Do this → Copy each record exactly as it reads, leaving out any pictures it holds.

Records for the task →
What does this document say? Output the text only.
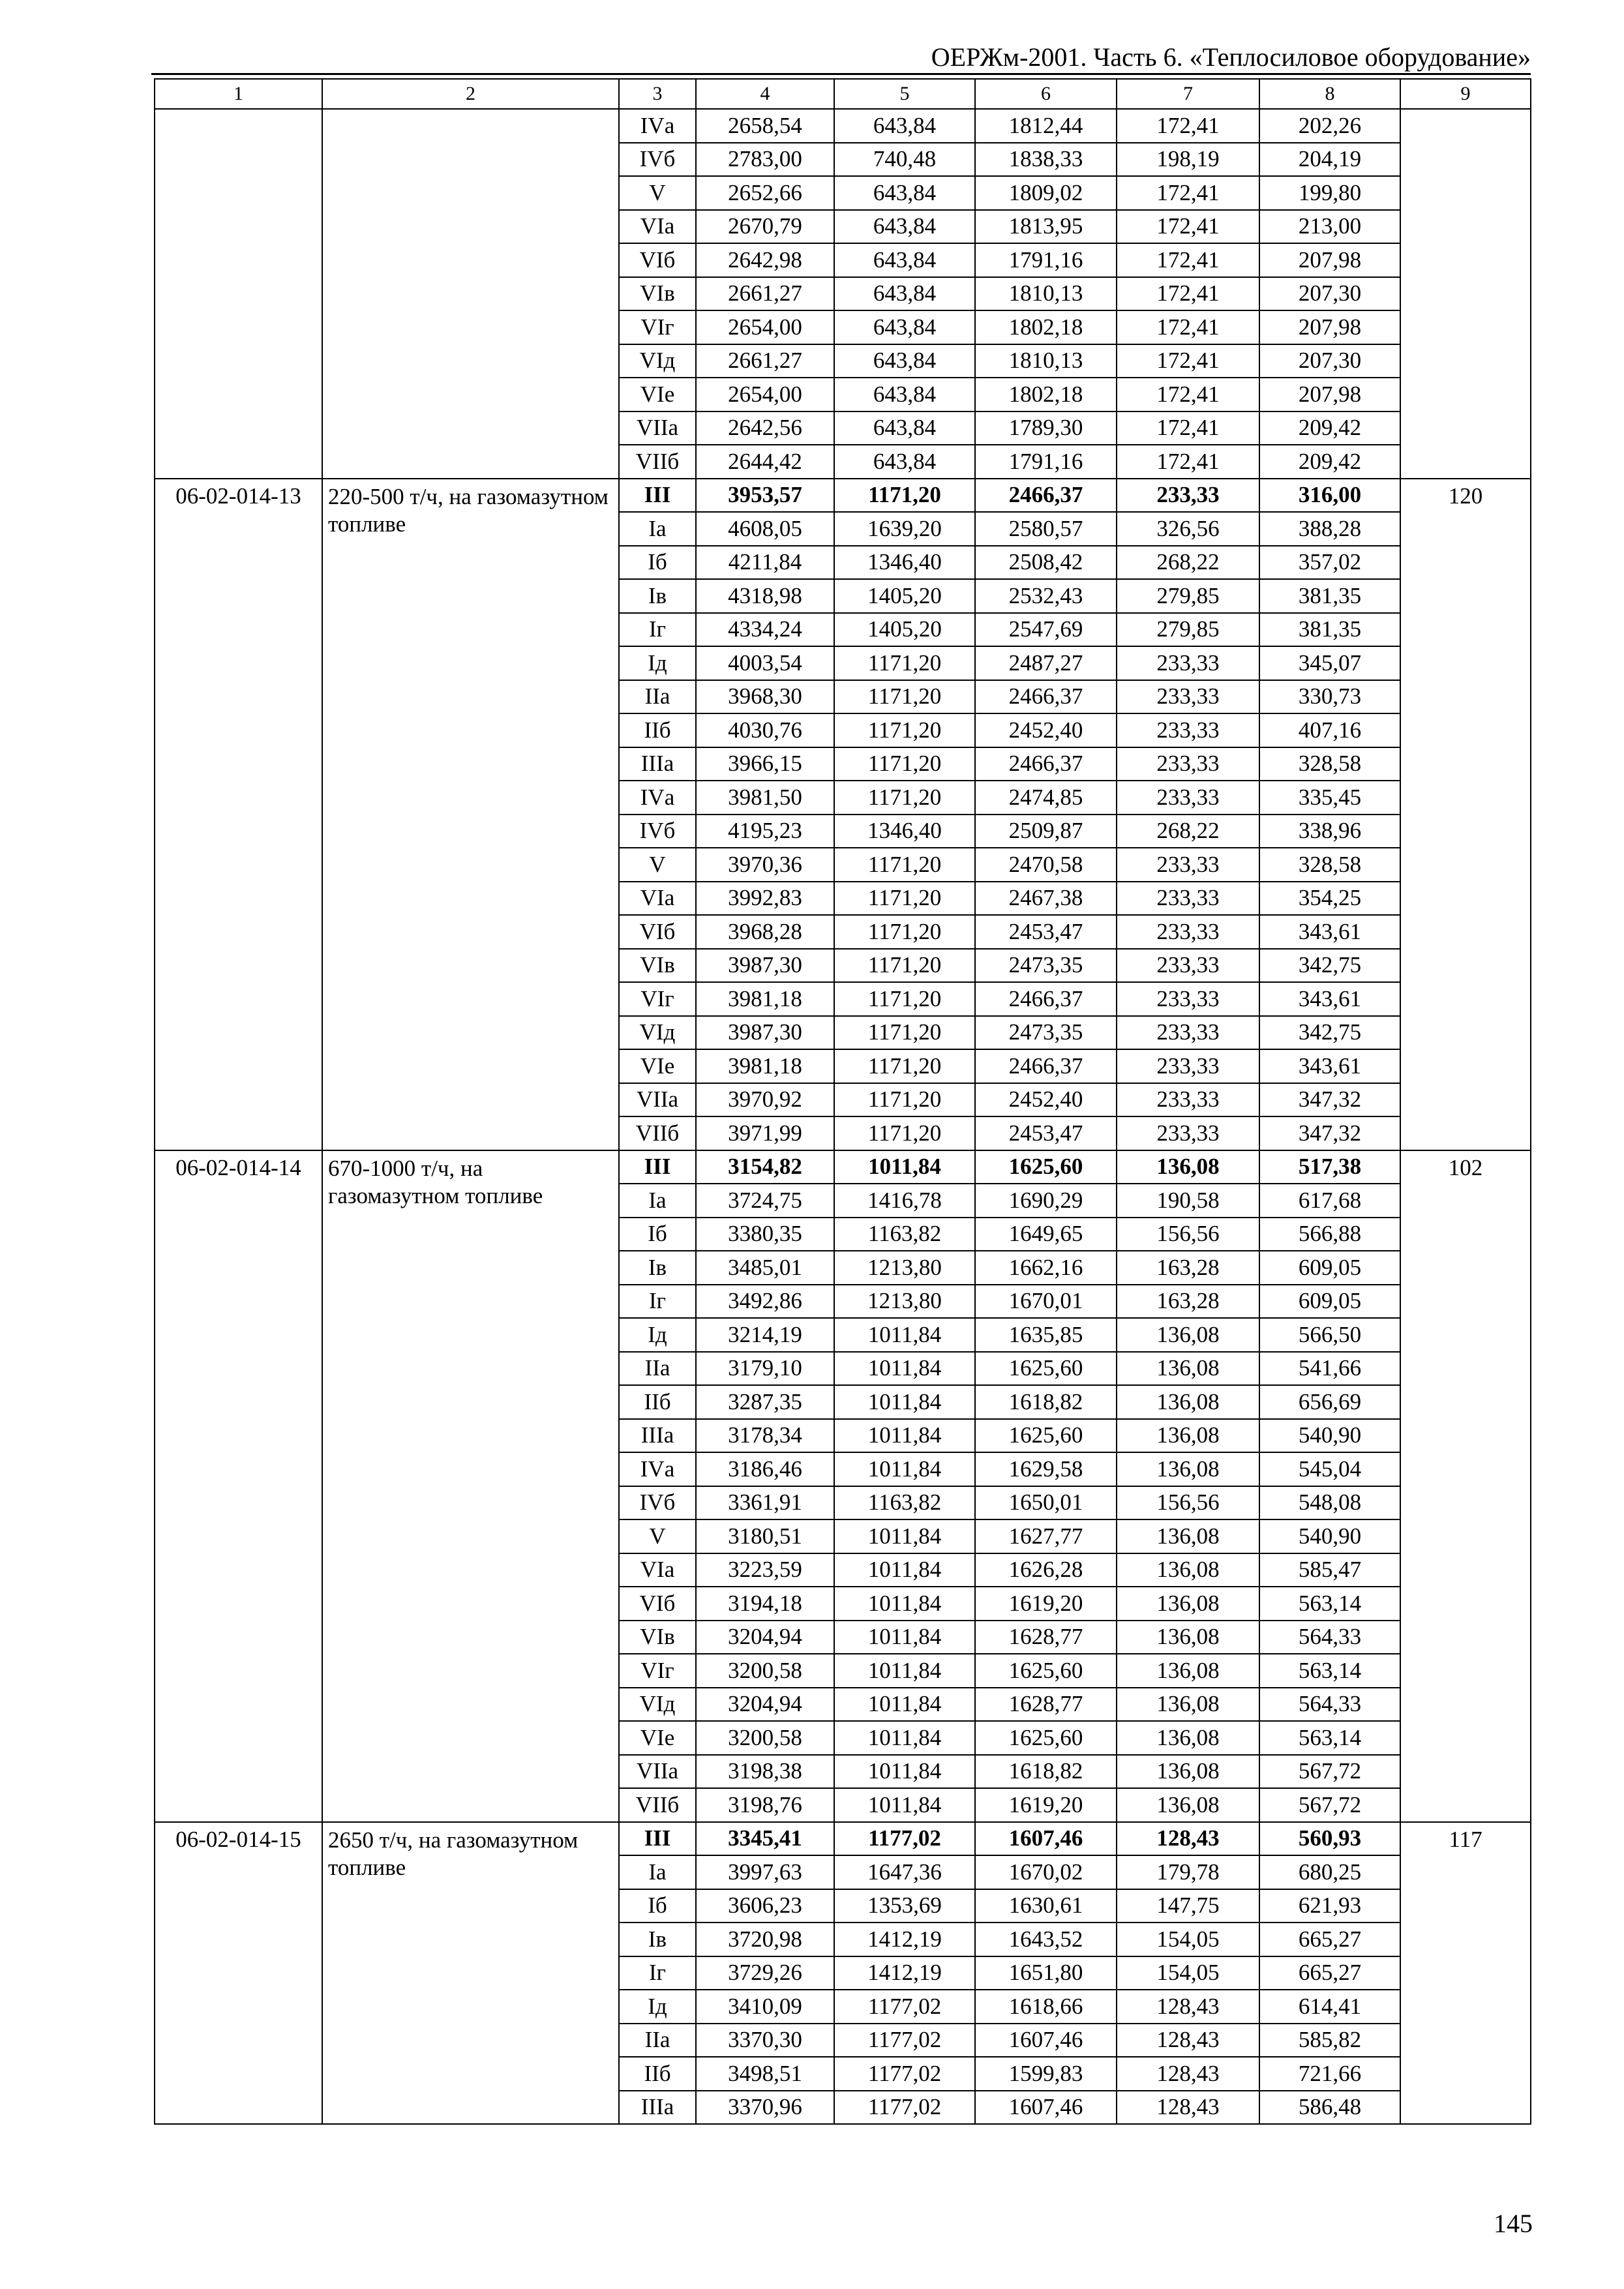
ОЕРЖм-2001. Часть 6. «Теплосиловое оборудование»
1	2	3	4	5	6	7	8	9
		IVа	2658,54	643,84	1812,44	172,41	202,26	
		IVб	2783,00	740,48	1838,33	198,19	204,19	
		V	2652,66	643,84	1809,02	172,41	199,80	
		VIа	2670,79	643,84	1813,95	172,41	213,00	
		VIб	2642,98	643,84	1791,16	172,41	207,98	
		VIв	2661,27	643,84	1810,13	172,41	207,30	
		VIг	2654,00	643,84	1802,18	172,41	207,98	
		VIд	2661,27	643,84	1810,13	172,41	207,30	
		VIе	2654,00	643,84	1802,18	172,41	207,98	
		VIIа	2642,56	643,84	1789,30	172,41	209,42	
		VIIб	2644,42	643,84	1791,16	172,41	209,42	
06-02-014-13	220-500 т/ч, на газомазутном топливе	III	3953,57	1171,20	2466,37	233,33	316,00	120
		Iа	4608,05	1639,20	2580,57	326,56	388,28	
		Iб	4211,84	1346,40	2508,42	268,22	357,02	
		Iв	4318,98	1405,20	2532,43	279,85	381,35	
		Iг	4334,24	1405,20	2547,69	279,85	381,35	
		Iд	4003,54	1171,20	2487,27	233,33	345,07	
		IIа	3968,30	1171,20	2466,37	233,33	330,73	
		IIб	4030,76	1171,20	2452,40	233,33	407,16	
		IIIа	3966,15	1171,20	2466,37	233,33	328,58	
		IVа	3981,50	1171,20	2474,85	233,33	335,45	
		IVб	4195,23	1346,40	2509,87	268,22	338,96	
		V	3970,36	1171,20	2470,58	233,33	328,58	
		VIа	3992,83	1171,20	2467,38	233,33	354,25	
		VIб	3968,28	1171,20	2453,47	233,33	343,61	
		VIв	3987,30	1171,20	2473,35	233,33	342,75	
		VIг	3981,18	1171,20	2466,37	233,33	343,61	
		VIд	3987,30	1171,20	2473,35	233,33	342,75	
		VIе	3981,18	1171,20	2466,37	233,33	343,61	
		VIIа	3970,92	1171,20	2452,40	233,33	347,32	
		VIIб	3971,99	1171,20	2453,47	233,33	347,32	
06-02-014-14	670-1000 т/ч, на газомазутном топливе	III	3154,82	1011,84	1625,60	136,08	517,38	102
		Iа	3724,75	1416,78	1690,29	190,58	617,68	
		Iб	3380,35	1163,82	1649,65	156,56	566,88	
		Iв	3485,01	1213,80	1662,16	163,28	609,05	
		Iг	3492,86	1213,80	1670,01	163,28	609,05	
		Iд	3214,19	1011,84	1635,85	136,08	566,50	
		IIа	3179,10	1011,84	1625,60	136,08	541,66	
		IIб	3287,35	1011,84	1618,82	136,08	656,69	
		IIIа	3178,34	1011,84	1625,60	136,08	540,90	
		IVа	3186,46	1011,84	1629,58	136,08	545,04	
		IVб	3361,91	1163,82	1650,01	156,56	548,08	
		V	3180,51	1011,84	1627,77	136,08	540,90	
		VIа	3223,59	1011,84	1626,28	136,08	585,47	
		VIб	3194,18	1011,84	1619,20	136,08	563,14	
		VIв	3204,94	1011,84	1628,77	136,08	564,33	
		VIг	3200,58	1011,84	1625,60	136,08	563,14	
		VIд	3204,94	1011,84	1628,77	136,08	564,33	
		VIе	3200,58	1011,84	1625,60	136,08	563,14	
		VIIа	3198,38	1011,84	1618,82	136,08	567,72	
		VIIб	3198,76	1011,84	1619,20	136,08	567,72	
06-02-014-15	2650 т/ч, на газомазутном топливе	III	3345,41	1177,02	1607,46	128,43	560,93	117
		Iа	3997,63	1647,36	1670,02	179,78	680,25	
		Iб	3606,23	1353,69	1630,61	147,75	621,93	
		Iв	3720,98	1412,19	1643,52	154,05	665,27	
		Iг	3729,26	1412,19	1651,80	154,05	665,27	
		Iд	3410,09	1177,02	1618,66	128,43	614,41	
		IIа	3370,30	1177,02	1607,46	128,43	585,82	
		IIб	3498,51	1177,02	1599,83	128,43	721,66	
		IIIа	3370,96	1177,02	1607,46	128,43	586,48	
145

The output →
What does this document say? Output the text only.
ОЕРЖм-2001. Часть 6. «Теплосиловое оборудование»
1	2	3	4	5	6	7	8	9
		IVа	2658,54	643,84	1812,44	172,41	202,26	
		IVб	2783,00	740,48	1838,33	198,19	204,19	
		V	2652,66	643,84	1809,02	172,41	199,80	
		VIа	2670,79	643,84	1813,95	172,41	213,00	
		VIб	2642,98	643,84	1791,16	172,41	207,98	
		VIв	2661,27	643,84	1810,13	172,41	207,30	
		VIг	2654,00	643,84	1802,18	172,41	207,98	
		VIд	2661,27	643,84	1810,13	172,41	207,30	
		VIе	2654,00	643,84	1802,18	172,41	207,98	
		VIIа	2642,56	643,84	1789,30	172,41	209,42	
		VIIб	2644,42	643,84	1791,16	172,41	209,42	
06-02-014-13	220-500 т/ч, на газомазутном топливе	III	3953,57	1171,20	2466,37	233,33	316,00	120
		Iа	4608,05	1639,20	2580,57	326,56	388,28	
		Iб	4211,84	1346,40	2508,42	268,22	357,02	
		Iв	4318,98	1405,20	2532,43	279,85	381,35	
		Iг	4334,24	1405,20	2547,69	279,85	381,35	
		Iд	4003,54	1171,20	2487,27	233,33	345,07	
		IIа	3968,30	1171,20	2466,37	233,33	330,73	
		IIб	4030,76	1171,20	2452,40	233,33	407,16	
		IIIа	3966,15	1171,20	2466,37	233,33	328,58	
		IVа	3981,50	1171,20	2474,85	233,33	335,45	
		IVб	4195,23	1346,40	2509,87	268,22	338,96	
		V	3970,36	1171,20	2470,58	233,33	328,58	
		VIа	3992,83	1171,20	2467,38	233,33	354,25	
		VIб	3968,28	1171,20	2453,47	233,33	343,61	
		VIв	3987,30	1171,20	2473,35	233,33	342,75	
		VIг	3981,18	1171,20	2466,37	233,33	343,61	
		VIд	3987,30	1171,20	2473,35	233,33	342,75	
		VIе	3981,18	1171,20	2466,37	233,33	343,61	
		VIIа	3970,92	1171,20	2452,40	233,33	347,32	
		VIIб	3971,99	1171,20	2453,47	233,33	347,32	
06-02-014-14	670-1000 т/ч, на газомазутном топливе	III	3154,82	1011,84	1625,60	136,08	517,38	102
		Iа	3724,75	1416,78	1690,29	190,58	617,68	
		Iб	3380,35	1163,82	1649,65	156,56	566,88	
		Iв	3485,01	1213,80	1662,16	163,28	609,05	
		Iг	3492,86	1213,80	1670,01	163,28	609,05	
		Iд	3214,19	1011,84	1635,85	136,08	566,50	
		IIа	3179,10	1011,84	1625,60	136,08	541,66	
		IIб	3287,35	1011,84	1618,82	136,08	656,69	
		IIIа	3178,34	1011,84	1625,60	136,08	540,90	
		IVа	3186,46	1011,84	1629,58	136,08	545,04	
		IVб	3361,91	1163,82	1650,01	156,56	548,08	
		V	3180,51	1011,84	1627,77	136,08	540,90	
		VIа	3223,59	1011,84	1626,28	136,08	585,47	
		VIб	3194,18	1011,84	1619,20	136,08	563,14	
		VIв	3204,94	1011,84	1628,77	136,08	564,33	
		VIг	3200,58	1011,84	1625,60	136,08	563,14	
		VIд	3204,94	1011,84	1628,77	136,08	564,33	
		VIе	3200,58	1011,84	1625,60	136,08	563,14	
		VIIа	3198,38	1011,84	1618,82	136,08	567,72	
		VIIб	3198,76	1011,84	1619,20	136,08	567,72	
06-02-014-15	2650 т/ч, на газомазутном топливе	III	3345,41	1177,02	1607,46	128,43	560,93	117
		Iа	3997,63	1647,36	1670,02	179,78	680,25	
		Iб	3606,23	1353,69	1630,61	147,75	621,93	
		Iв	3720,98	1412,19	1643,52	154,05	665,27	
		Iг	3729,26	1412,19	1651,80	154,05	665,27	
		Iд	3410,09	1177,02	1618,66	128,43	614,41	
		IIа	3370,30	1177,02	1607,46	128,43	585,82	
		IIб	3498,51	1177,02	1599,83	128,43	721,66	
		IIIа	3370,96	1177,02	1607,46	128,43	586,48	
145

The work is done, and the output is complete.